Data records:

----------

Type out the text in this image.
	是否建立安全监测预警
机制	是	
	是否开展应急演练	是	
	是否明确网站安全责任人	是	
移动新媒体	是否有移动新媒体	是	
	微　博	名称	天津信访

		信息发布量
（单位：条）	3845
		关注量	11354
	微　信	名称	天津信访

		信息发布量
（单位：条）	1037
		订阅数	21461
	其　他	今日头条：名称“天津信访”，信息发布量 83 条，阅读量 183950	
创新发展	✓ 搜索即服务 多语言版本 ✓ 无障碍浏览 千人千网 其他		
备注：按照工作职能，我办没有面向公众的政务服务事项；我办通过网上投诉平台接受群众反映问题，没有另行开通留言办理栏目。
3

----------

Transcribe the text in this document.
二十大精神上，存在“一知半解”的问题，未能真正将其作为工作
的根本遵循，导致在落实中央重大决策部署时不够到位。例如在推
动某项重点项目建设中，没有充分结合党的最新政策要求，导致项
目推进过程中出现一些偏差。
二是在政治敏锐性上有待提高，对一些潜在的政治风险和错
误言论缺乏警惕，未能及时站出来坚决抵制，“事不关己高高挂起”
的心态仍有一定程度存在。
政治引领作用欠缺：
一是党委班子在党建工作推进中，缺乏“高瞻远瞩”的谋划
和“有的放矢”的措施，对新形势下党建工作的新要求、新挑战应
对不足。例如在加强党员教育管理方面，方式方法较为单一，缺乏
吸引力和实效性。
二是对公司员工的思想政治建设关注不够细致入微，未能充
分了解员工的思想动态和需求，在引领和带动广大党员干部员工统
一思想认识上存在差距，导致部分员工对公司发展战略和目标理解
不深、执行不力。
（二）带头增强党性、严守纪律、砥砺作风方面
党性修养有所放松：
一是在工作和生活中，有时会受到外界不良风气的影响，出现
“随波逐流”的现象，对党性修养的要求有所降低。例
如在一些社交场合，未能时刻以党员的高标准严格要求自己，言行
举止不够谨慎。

----------

-- Short problem --
Pull out all lines from the entries above in which the word "this" appears.

-- Reply --
Type out the text in this image.
Transcribe the text in this document.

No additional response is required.